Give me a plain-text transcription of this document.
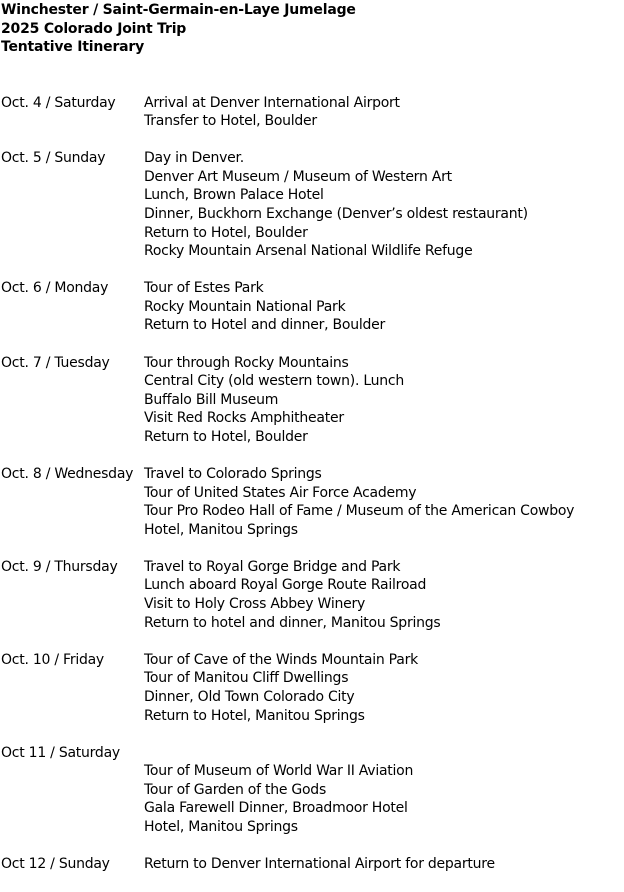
Winchester / Saint-Germain-en-Laye Jumelage
2025 Colorado Joint Trip
Tentative Itinerary
Oct. 4 / Saturday	Arrival at Denver International Airport
Transfer to Hotel, Boulder
Oct. 5 / Sunday	Day in Denver.
Denver Art Museum / Museum of Western Art
Lunch, Brown Palace Hotel
Dinner, Buckhorn Exchange (Denver’s oldest restaurant)
Return to Hotel, Boulder
Rocky Mountain Arsenal National Wildlife Refuge
Oct. 6 / Monday	Tour of Estes Park
Rocky Mountain National Park
Return to Hotel and dinner, Boulder
Oct. 7 / Tuesday	Tour through Rocky Mountains
Central City (old western town). Lunch
Buffalo Bill Museum
Visit Red Rocks Amphitheater
Return to Hotel, Boulder
Oct. 8 / Wednesday Travel to Colorado Springs
Tour of United States Air Force Academy
Tour Pro Rodeo Hall of Fame / Museum of the American Cowboy
Hotel, Manitou Springs
Oct. 9 / Thursday	Travel to Royal Gorge Bridge and Park
Lunch aboard Royal Gorge Route Railroad
Visit to Holy Cross Abbey Winery
Return to hotel and dinner, Manitou Springs
Oct. 10 / Friday	Tour of Cave of the Winds Mountain Park
Tour of Manitou Cliff Dwellings
Dinner, Old Town Colorado City
Return to Hotel, Manitou Springs
Oct 11 / Saturday
Tour of Museum of World War II Aviation
Tour of Garden of the Gods
Gala Farewell Dinner, Broadmoor Hotel
Hotel, Manitou Springs
Oct 12 / Sunday	Return to Denver International Airport for departure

———

§ Exercise aim
Filter the records for lines holding the string "Visit". Copy each one.

§ Task result
Visit Red Rocks Amphitheater
Visit to Holy Cross Abbey Winery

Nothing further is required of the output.